### [Problem details]
Write out the full listing exactly as given, minus the images.

### [Records for this task]
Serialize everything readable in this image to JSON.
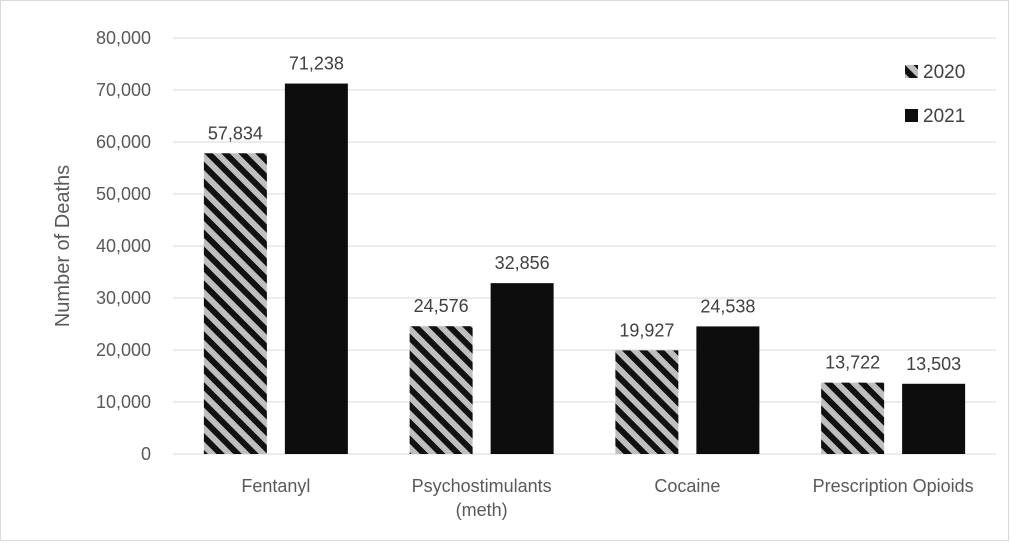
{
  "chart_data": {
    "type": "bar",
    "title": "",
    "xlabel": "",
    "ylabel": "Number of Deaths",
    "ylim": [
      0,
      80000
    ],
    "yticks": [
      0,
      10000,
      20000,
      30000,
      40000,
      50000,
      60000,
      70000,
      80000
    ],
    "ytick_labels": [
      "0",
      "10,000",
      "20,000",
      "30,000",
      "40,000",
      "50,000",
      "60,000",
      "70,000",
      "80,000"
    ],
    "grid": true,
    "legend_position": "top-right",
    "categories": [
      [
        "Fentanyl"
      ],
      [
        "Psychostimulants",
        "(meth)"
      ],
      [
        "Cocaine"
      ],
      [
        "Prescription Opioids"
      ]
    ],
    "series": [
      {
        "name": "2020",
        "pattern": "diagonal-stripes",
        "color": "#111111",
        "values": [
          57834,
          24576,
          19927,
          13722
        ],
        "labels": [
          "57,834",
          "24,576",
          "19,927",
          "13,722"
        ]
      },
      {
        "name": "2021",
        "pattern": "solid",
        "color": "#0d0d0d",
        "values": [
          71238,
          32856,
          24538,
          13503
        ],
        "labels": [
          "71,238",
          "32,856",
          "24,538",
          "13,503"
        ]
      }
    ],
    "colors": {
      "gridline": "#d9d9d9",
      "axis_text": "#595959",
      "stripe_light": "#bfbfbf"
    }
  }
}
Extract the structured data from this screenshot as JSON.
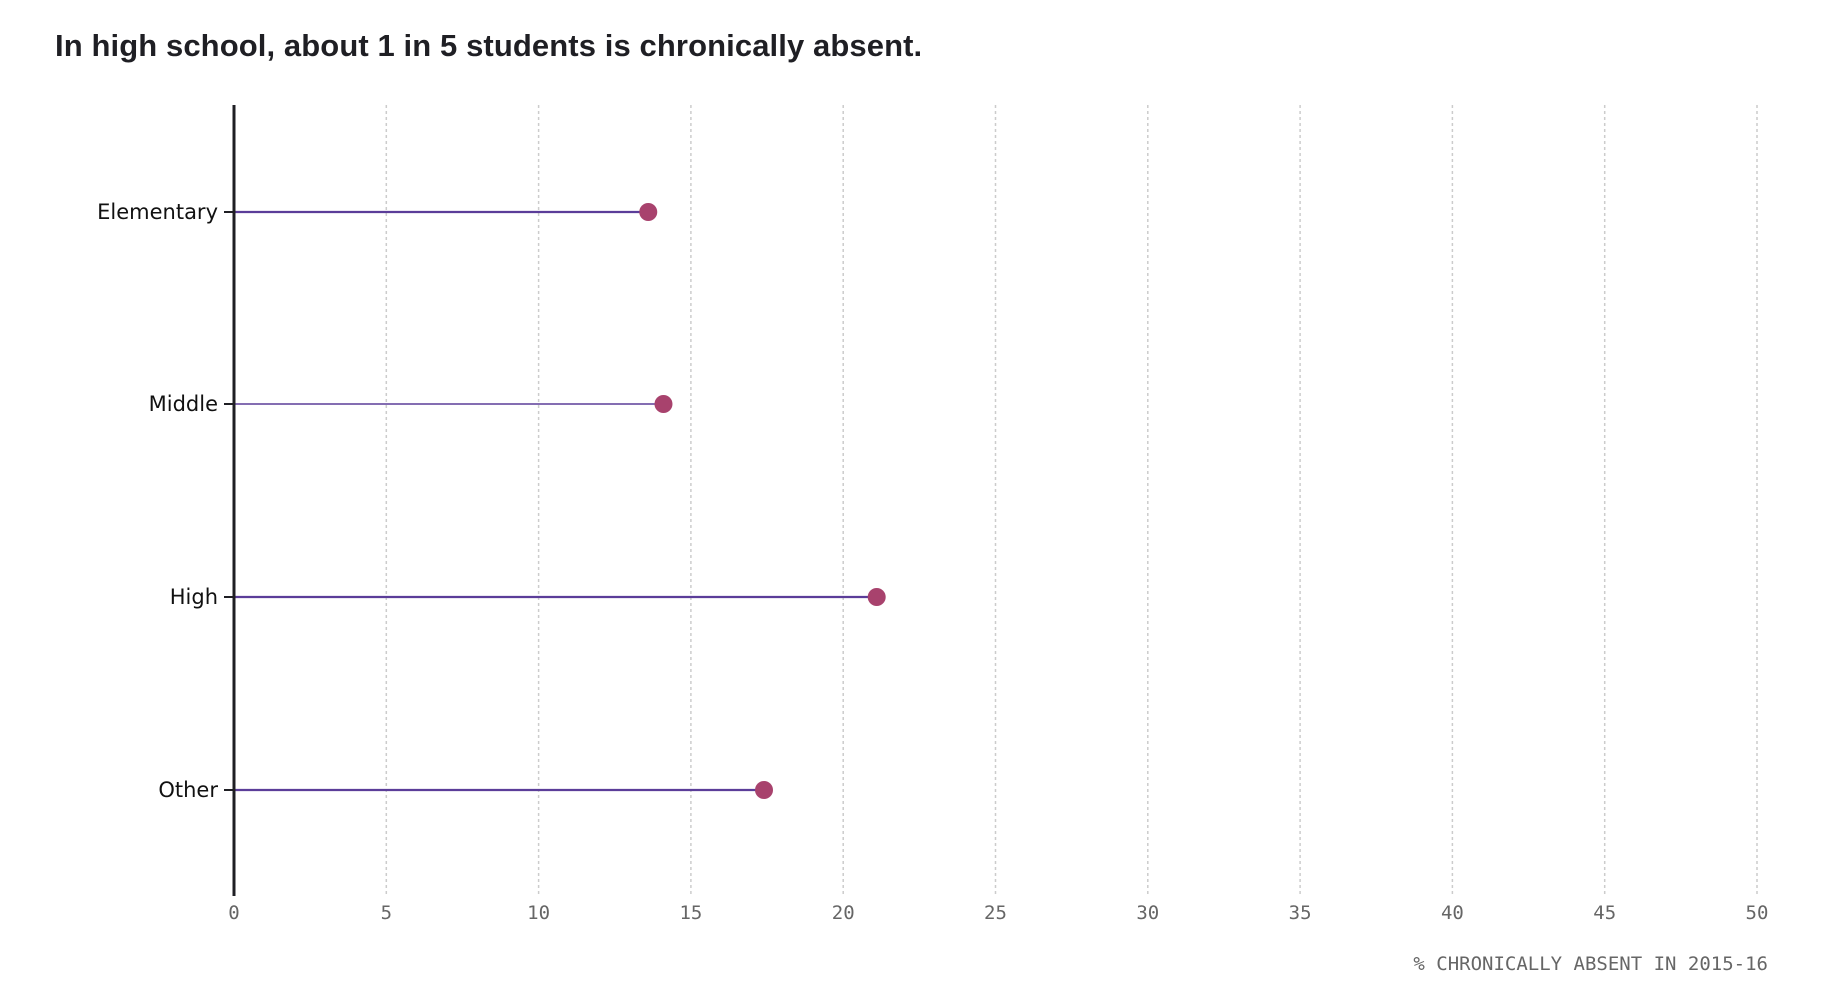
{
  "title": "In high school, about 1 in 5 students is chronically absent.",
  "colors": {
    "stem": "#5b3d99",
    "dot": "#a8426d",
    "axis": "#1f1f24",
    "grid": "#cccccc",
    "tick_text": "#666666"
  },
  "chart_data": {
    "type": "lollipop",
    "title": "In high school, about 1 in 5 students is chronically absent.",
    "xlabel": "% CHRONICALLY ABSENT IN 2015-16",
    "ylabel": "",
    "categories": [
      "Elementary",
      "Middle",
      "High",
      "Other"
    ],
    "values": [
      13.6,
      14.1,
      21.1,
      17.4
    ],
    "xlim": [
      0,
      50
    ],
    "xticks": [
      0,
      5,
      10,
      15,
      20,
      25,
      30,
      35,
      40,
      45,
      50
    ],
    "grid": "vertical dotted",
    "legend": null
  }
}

### [Task solution]
Serialize everything readable in this image to JSON.
{
  "chart_data": {
    "type": "bar",
    "title": "",
    "xlabel": "",
    "ylabel": "Number of Deaths",
    "ylim": [
      0,
      80000
    ],
    "yticks": [
      0,
      10000,
      20000,
      30000,
      40000,
      50000,
      60000,
      70000,
      80000
    ],
    "ytick_labels": [
      "0",
      "10,000",
      "20,000",
      "30,000",
      "40,000",
      "50,000",
      "60,000",
      "70,000",
      "80,000"
    ],
    "grid": true,
    "legend_position": "top-right",
    "categories": [
      [
        "Fentanyl"
      ],
      [
        "Psychostimulants",
        "(meth)"
      ],
      [
        "Cocaine"
      ],
      [
        "Prescription Opioids"
      ]
    ],
    "series": [
      {
        "name": "2020",
        "pattern": "diagonal-stripes",
        "color": "#111111",
        "values": [
          57834,
          24576,
          19927,
          13722
        ],
        "labels": [
          "57,834",
          "24,576",
          "19,927",
          "13,722"
        ]
      },
      {
        "name": "2021",
        "pattern": "solid",
        "color": "#0d0d0d",
        "values": [
          71238,
          32856,
          24538,
          13503
        ],
        "labels": [
          "71,238",
          "32,856",
          "24,538",
          "13,503"
        ]
      }
    ],
    "colors": {
      "gridline": "#d9d9d9",
      "axis_text": "#595959",
      "stripe_light": "#bfbfbf"
    }
  }
}
Extract the structured data from this screenshot as JSON.
{
  "title": "In high school, about 1 in 5 students is chronically absent.",
  "colors": {
    "stem": "#5b3d99",
    "dot": "#a8426d",
    "axis": "#1f1f24",
    "grid": "#cccccc",
    "tick_text": "#666666"
  },
  "chart_data": {
    "type": "lollipop",
    "title": "In high school, about 1 in 5 students is chronically absent.",
    "xlabel": "% CHRONICALLY ABSENT IN 2015-16",
    "ylabel": "",
    "categories": [
      "Elementary",
      "Middle",
      "High",
      "Other"
    ],
    "values": [
      13.6,
      14.1,
      21.1,
      17.4
    ],
    "xlim": [
      0,
      50
    ],
    "xticks": [
      0,
      5,
      10,
      15,
      20,
      25,
      30,
      35,
      40,
      45,
      50
    ],
    "grid": "vertical dotted",
    "legend": null
  }
}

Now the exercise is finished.